> Task brief:
Copy every line of the entries that includes the word "accordé".

> Data records:
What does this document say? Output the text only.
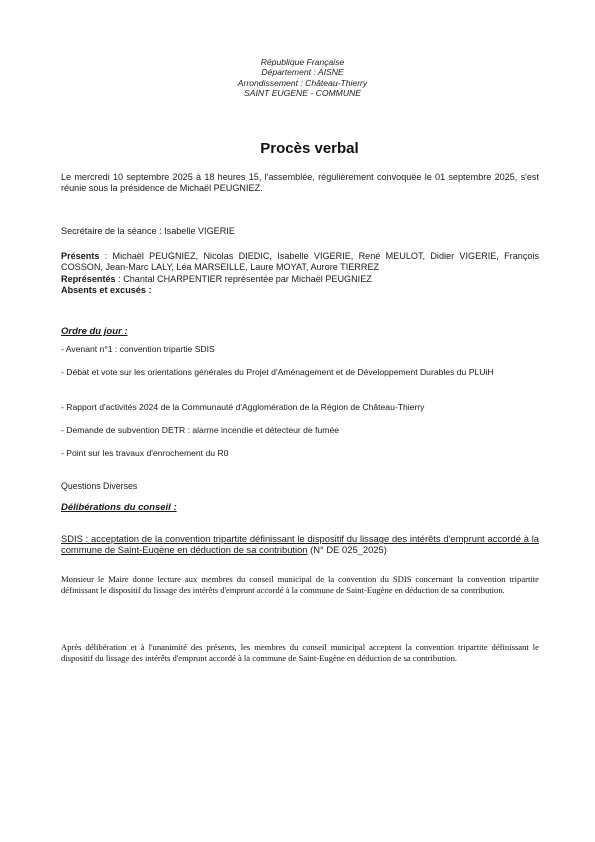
République Française
Département : AISNE
Arrondissement : Château-Thierry
SAINT EUGENE - COMMUNE
Procès verbal
Le mercredi 10 septembre 2025 à 18 heures 15, l'assemblée, régulièrement convoquée le 01 septembre 2025, s'est réunie sous la présidence de Michaël PEUGNIEZ.
Secrétaire de la séance : Isabelle VIGERIE
Présents : Michaël PEUGNIEZ, Nicolas DIEDIC, Isabelle VIGERIE, René MEULOT, Didier VIGERIE, François COSSON, Jean-Marc LALY, Léa MARSEILLE, Laure MOYAT, Aurore TIERREZ
Représentés : Chantal CHARPENTIER représentée par Michaël PEUGNIEZ
Absents et excusés :
Ordre du jour :
- Avenant n°1 : convention tripartie SDIS
- Débat et vote sur les orientations générales du Projet d'Aménagement et de Développement Durables du PLUiH
- Rapport d'activités 2024 de la Communauté d'Agglomération de la Région de Château-Thierry
- Demande de subvention DETR : alarme incendie et détecteur de fumée
- Point sur les travaux d'enrochement du R0
Questions Diverses
Délibérations du conseil :
SDIS : acceptation de la convention tripartite définissant le dispositif du lissage des intérêts d'emprunt accordé à la commune de Saint-Eugène en déduction de sa contribution (N° DE 025_2025)
Monsieur le Maire donne lecture aux membres du conseil municipal de la convention du SDIS concernant la convention tripartite définissant le dispositif du lissage des intérêts d'emprunt accordé à la commune de Saint-Eugène en déduction de sa contribution.
Après délibération et à l'unanimité des présents, les membres du conseil municipal acceptent la convention tripartite définissant le dispositif du lissage des intérêts d'emprunt accordé à la commune de Saint-Eugène en déduction de sa contribution.
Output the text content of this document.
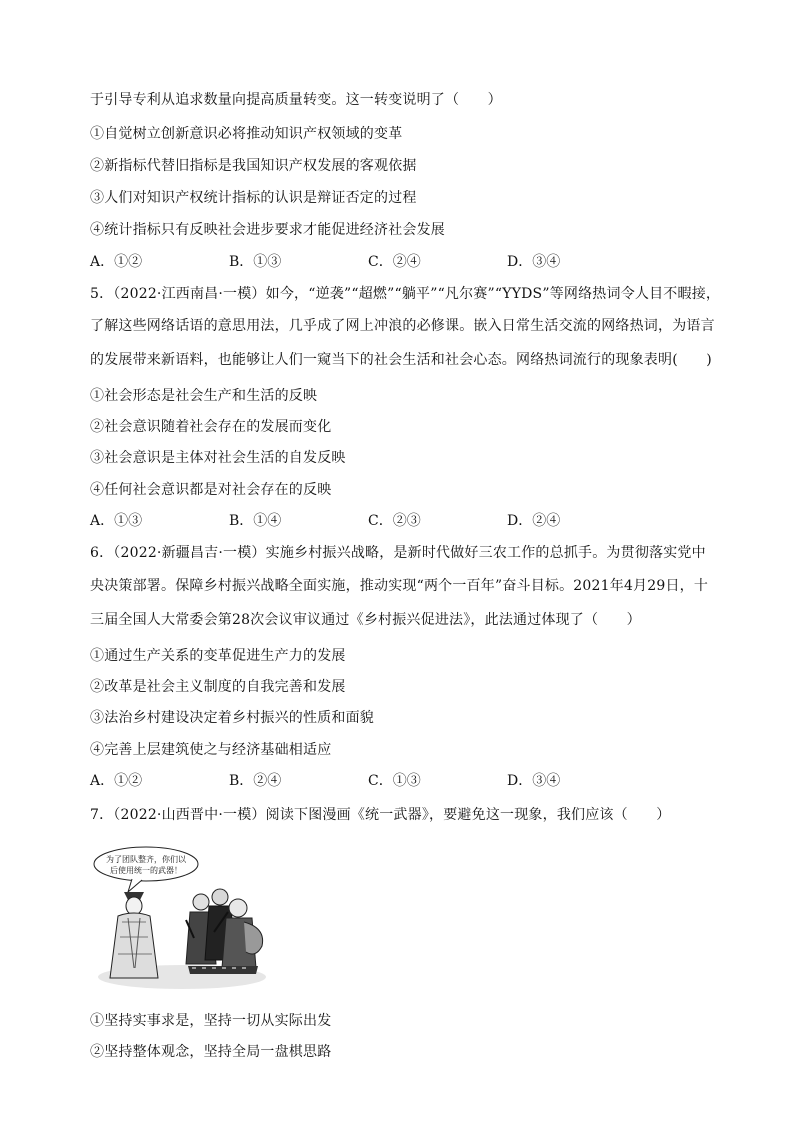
于引导专利从追求数量向提高质量转变。这一转变说明了（　　）
①自觉树立创新意识必将推动知识产权领域的变革
②新指标代替旧指标是我国知识产权发展的客观依据
③人们对知识产权统计指标的认识是辩证否定的过程
④统计指标只有反映社会进步要求才能促进经济社会发展
A．①②	B．①③	C．②④	D．③④
5．（2022·江西南昌·一模）如今，“逆袭”“超燃”“躺平”“凡尔赛”“YYDS”等网络热词令人目不暇接，
了解这些网络话语的意思用法，几乎成了网上冲浪的必修课。嵌入日常生活交流的网络热词，为语言
的发展带来新语料，也能够让人们一窥当下的社会生活和社会心态。网络热词流行的现象表明(　　)
①社会形态是社会生产和生活的反映
②社会意识随着社会存在的发展而变化
③社会意识是主体对社会生活的自发反映
④任何社会意识都是对社会存在的反映
A．①③	B．①④	C．②③	D．②④
6．（2022·新疆昌吉·一模）实施乡村振兴战略，是新时代做好三农工作的总抓手。为贯彻落实党中
央决策部署。保障乡村振兴战略全面实施，推动实现“两个一百年”奋斗目标。2021年4月29日，十
三届全国人大常委会第28次会议审议通过《乡村振兴促进法》，此法通过体现了（　　）
①通过生产关系的变革促进生产力的发展
②改革是社会主义制度的自我完善和发展
③法治乡村建设决定着乡村振兴的性质和面貌
④完善上层建筑使之与经济基础相适应
A．①②	B．②④	C．①③	D．③④
7．（2022·山西晋中·一模）阅读下图漫画《统一武器》，要避免这一现象，我们应该（　　）
为了团队整齐，你们以
后使用统一的武器！
①坚持实事求是，坚持一切从实际出发
②坚持整体观念，坚持全局一盘棋思路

> Final result:
SDIS : acceptation de la convention tripartite définissant le dispositif du lissage des intérêts d'emprunt accordé à la commune de Saint-Eugène en déduction de sa contribution (N° DE 025_2025)
Monsieur le Maire donne lecture aux membres du conseil municipal de la convention du SDIS concernant la convention tripartite définissant le dispositif du lissage des intérêts d'emprunt accordé à la commune de Saint-Eugène en déduction de sa contribution.
Après délibération et à l'unanimité des présents, les membres du conseil municipal acceptent la convention tripartite définissant le dispositif du lissage des intérêts d'emprunt accordé à la commune de Saint-Eugène en déduction de sa contribution.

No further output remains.